EXERCISE> The records below must be duplicated exactly, character for character.

* Begin *

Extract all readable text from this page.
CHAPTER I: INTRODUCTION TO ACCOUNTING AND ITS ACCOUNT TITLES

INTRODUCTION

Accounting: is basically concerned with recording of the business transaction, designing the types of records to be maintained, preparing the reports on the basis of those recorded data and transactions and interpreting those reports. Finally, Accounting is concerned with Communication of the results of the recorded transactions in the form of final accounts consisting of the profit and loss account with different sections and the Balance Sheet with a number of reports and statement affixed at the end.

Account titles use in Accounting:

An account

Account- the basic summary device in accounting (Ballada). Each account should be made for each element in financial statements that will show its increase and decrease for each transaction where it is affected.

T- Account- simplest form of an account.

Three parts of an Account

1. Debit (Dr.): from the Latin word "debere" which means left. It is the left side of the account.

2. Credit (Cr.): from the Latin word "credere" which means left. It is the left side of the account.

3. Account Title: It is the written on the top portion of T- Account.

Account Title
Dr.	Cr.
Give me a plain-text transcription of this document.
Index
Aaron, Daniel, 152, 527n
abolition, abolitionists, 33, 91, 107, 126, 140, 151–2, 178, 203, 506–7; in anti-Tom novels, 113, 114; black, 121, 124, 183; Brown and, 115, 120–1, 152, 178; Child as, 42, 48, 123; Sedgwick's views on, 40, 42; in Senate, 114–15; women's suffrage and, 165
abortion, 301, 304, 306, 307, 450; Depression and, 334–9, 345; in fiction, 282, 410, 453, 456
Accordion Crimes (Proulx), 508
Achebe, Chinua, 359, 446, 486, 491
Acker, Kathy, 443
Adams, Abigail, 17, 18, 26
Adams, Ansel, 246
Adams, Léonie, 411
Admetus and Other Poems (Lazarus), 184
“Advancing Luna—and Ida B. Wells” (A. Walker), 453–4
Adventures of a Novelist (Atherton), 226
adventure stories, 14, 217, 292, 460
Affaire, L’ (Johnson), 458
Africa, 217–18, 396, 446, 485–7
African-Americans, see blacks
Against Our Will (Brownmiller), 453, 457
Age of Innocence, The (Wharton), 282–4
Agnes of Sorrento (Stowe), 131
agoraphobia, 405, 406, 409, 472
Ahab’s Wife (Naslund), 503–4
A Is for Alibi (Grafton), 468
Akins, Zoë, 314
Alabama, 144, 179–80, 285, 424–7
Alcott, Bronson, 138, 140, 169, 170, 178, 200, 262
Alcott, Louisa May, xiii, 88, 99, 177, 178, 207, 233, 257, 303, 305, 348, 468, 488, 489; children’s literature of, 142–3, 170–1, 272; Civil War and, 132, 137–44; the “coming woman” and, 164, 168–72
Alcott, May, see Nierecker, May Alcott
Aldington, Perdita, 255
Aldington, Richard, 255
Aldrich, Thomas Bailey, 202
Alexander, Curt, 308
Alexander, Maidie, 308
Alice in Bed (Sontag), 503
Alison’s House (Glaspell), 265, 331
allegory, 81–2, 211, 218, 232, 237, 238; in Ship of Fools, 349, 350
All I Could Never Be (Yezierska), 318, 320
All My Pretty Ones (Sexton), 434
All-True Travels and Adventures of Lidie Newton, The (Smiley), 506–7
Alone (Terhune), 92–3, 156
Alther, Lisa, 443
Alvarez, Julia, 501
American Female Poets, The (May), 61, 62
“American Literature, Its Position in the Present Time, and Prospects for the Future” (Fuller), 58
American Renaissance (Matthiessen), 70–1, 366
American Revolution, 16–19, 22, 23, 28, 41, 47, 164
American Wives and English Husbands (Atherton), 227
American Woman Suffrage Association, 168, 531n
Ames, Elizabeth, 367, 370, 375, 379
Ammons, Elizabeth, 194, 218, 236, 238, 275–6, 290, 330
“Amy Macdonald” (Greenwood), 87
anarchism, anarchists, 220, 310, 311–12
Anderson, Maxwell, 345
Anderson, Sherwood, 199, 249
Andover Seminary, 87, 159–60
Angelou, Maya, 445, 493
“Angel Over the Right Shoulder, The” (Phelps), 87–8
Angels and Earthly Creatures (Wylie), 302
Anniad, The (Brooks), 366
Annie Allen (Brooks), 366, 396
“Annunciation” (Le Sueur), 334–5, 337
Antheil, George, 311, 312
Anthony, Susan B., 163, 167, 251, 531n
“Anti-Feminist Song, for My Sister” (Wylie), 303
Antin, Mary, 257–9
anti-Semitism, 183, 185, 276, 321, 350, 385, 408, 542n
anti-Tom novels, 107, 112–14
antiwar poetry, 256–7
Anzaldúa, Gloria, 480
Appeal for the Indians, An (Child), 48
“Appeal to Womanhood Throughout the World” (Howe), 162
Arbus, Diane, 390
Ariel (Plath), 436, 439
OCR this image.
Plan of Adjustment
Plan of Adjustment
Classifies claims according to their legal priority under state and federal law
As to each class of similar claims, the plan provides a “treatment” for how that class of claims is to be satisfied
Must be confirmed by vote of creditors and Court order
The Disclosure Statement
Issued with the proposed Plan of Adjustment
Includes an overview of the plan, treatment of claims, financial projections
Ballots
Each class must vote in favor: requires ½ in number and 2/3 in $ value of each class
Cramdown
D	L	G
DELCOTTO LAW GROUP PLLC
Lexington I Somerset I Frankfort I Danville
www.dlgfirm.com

* End *

ANSWER>
Extract all readable text from this page.
CHAPTER I: INTRODUCTION TO ACCOUNTING AND ITS ACCOUNT TITLES

INTRODUCTION

Accounting: is basically concerned with recording of the business transaction, designing the types of records to be maintained, preparing the reports on the basis of those recorded data and transactions and interpreting those reports. Finally, Accounting is concerned with Communication of the results of the recorded transactions in the form of final accounts consisting of the profit and loss account with different sections and the Balance Sheet with a number of reports and statement affixed at the end.

Account titles use in Accounting:

An account

Account- the basic summary device in accounting (Ballada). Each account should be made for each element in financial statements that will show its increase and decrease for each transaction where it is affected.

T- Account- simplest form of an account.

Three parts of an Account

1. Debit (Dr.): from the Latin word "debere" which means left. It is the left side of the account.

2. Credit (Cr.): from the Latin word "credere" which means left. It is the left side of the account.

3. Account Title: It is the written on the top portion of T- Account.

Account Title
Dr.	Cr.
Give me a plain-text transcription of this document.
Index
Aaron, Daniel, 152, 527n
abolition, abolitionists, 33, 91, 107, 126, 140, 151–2, 178, 203, 506–7; in anti-Tom novels, 113, 114; black, 121, 124, 183; Brown and, 115, 120–1, 152, 178; Child as, 42, 48, 123; Sedgwick's views on, 40, 42; in Senate, 114–15; women's suffrage and, 165
abortion, 301, 304, 306, 307, 450; Depression and, 334–9, 345; in fiction, 282, 410, 453, 456
Accordion Crimes (Proulx), 508
Achebe, Chinua, 359, 446, 486, 491
Acker, Kathy, 443
Adams, Abigail, 17, 18, 26
Adams, Ansel, 246
Adams, Léonie, 411
Admetus and Other Poems (Lazarus), 184
“Advancing Luna—and Ida B. Wells” (A. Walker), 453–4
Adventures of a Novelist (Atherton), 226
adventure stories, 14, 217, 292, 460
Affaire, L’ (Johnson), 458
Africa, 217–18, 396, 446, 485–7
African-Americans, see blacks
Against Our Will (Brownmiller), 453, 457
Age of Innocence, The (Wharton), 282–4
Agnes of Sorrento (Stowe), 131
agoraphobia, 405, 406, 409, 472
Ahab’s Wife (Naslund), 503–4
A Is for Alibi (Grafton), 468
Akins, Zoë, 314
Alabama, 144, 179–80, 285, 424–7
Alcott, Bronson, 138, 140, 169, 170, 178, 200, 262
Alcott, Louisa May, xiii, 88, 99, 177, 178, 207, 233, 257, 303, 305, 348, 468, 488, 489; children’s literature of, 142–3, 170–1, 272; Civil War and, 132, 137–44; the “coming woman” and, 164, 168–72
Alcott, May, see Nierecker, May Alcott
Aldington, Perdita, 255
Aldington, Richard, 255
Aldrich, Thomas Bailey, 202
Alexander, Curt, 308
Alexander, Maidie, 308
Alice in Bed (Sontag), 503
Alison’s House (Glaspell), 265, 331
allegory, 81–2, 211, 218, 232, 237, 238; in Ship of Fools, 349, 350
All I Could Never Be (Yezierska), 318, 320
All My Pretty Ones (Sexton), 434
All-True Travels and Adventures of Lidie Newton, The (Smiley), 506–7
Alone (Terhune), 92–3, 156
Alther, Lisa, 443
Alvarez, Julia, 501
American Female Poets, The (May), 61, 62
“American Literature, Its Position in the Present Time, and Prospects for the Future” (Fuller), 58
American Renaissance (Matthiessen), 70–1, 366
American Revolution, 16–19, 22, 23, 28, 41, 47, 164
American Wives and English Husbands (Atherton), 227
American Woman Suffrage Association, 168, 531n
Ames, Elizabeth, 367, 370, 375, 379
Ammons, Elizabeth, 194, 218, 236, 238, 275–6, 290, 330
“Amy Macdonald” (Greenwood), 87
anarchism, anarchists, 220, 310, 311–12
Anderson, Maxwell, 345
Anderson, Sherwood, 199, 249
Andover Seminary, 87, 159–60
Angelou, Maya, 445, 493
“Angel Over the Right Shoulder, The” (Phelps), 87–8
Angels and Earthly Creatures (Wylie), 302
Anniad, The (Brooks), 366
Annie Allen (Brooks), 366, 396
“Annunciation” (Le Sueur), 334–5, 337
Antheil, George, 311, 312
Anthony, Susan B., 163, 167, 251, 531n
“Anti-Feminist Song, for My Sister” (Wylie), 303
Antin, Mary, 257–9
anti-Semitism, 183, 185, 276, 321, 350, 385, 408, 542n
anti-Tom novels, 107, 112–14
antiwar poetry, 256–7
Anzaldúa, Gloria, 480
Appeal for the Indians, An (Child), 48
“Appeal to Womanhood Throughout the World” (Howe), 162
Arbus, Diane, 390
Ariel (Plath), 436, 439
OCR this image.
Plan of Adjustment
Plan of Adjustment
Classifies claims according to their legal priority under state and federal law
As to each class of similar claims, the plan provides a “treatment” for how that class of claims is to be satisfied
Must be confirmed by vote of creditors and Court order
The Disclosure Statement
Issued with the proposed Plan of Adjustment
Includes an overview of the plan, treatment of claims, financial projections
Ballots
Each class must vote in favor: requires ½ in number and 2/3 in $ value of each class
Cramdown
D	L	G
DELCOTTO LAW GROUP PLLC
Lexington I Somerset I Frankfort I Danville
www.dlgfirm.com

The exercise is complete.